— Provided data —
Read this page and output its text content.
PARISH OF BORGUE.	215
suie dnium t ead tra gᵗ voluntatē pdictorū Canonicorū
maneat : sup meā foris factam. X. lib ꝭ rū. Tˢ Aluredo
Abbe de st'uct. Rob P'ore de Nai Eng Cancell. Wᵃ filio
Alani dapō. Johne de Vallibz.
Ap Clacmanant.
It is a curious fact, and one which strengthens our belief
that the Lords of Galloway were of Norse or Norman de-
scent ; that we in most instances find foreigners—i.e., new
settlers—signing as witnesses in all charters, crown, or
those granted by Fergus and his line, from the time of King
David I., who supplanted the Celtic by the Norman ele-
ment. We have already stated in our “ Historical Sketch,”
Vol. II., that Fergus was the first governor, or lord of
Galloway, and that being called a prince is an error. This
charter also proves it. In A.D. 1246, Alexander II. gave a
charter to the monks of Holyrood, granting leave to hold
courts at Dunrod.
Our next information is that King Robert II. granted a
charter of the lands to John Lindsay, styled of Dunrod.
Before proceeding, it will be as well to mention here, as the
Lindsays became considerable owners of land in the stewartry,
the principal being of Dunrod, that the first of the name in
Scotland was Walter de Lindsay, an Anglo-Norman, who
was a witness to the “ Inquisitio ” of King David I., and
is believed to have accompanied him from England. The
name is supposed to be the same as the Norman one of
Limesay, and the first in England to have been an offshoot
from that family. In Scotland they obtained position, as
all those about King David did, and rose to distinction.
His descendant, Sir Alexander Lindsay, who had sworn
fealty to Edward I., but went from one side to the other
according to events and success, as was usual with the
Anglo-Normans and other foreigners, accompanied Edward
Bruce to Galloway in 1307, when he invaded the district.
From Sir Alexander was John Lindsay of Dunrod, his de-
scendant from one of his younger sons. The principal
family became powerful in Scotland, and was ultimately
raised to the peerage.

— Task details —
Go through the data and count each line that has the word "Scotland", then give the total alone.

— Task solution —
3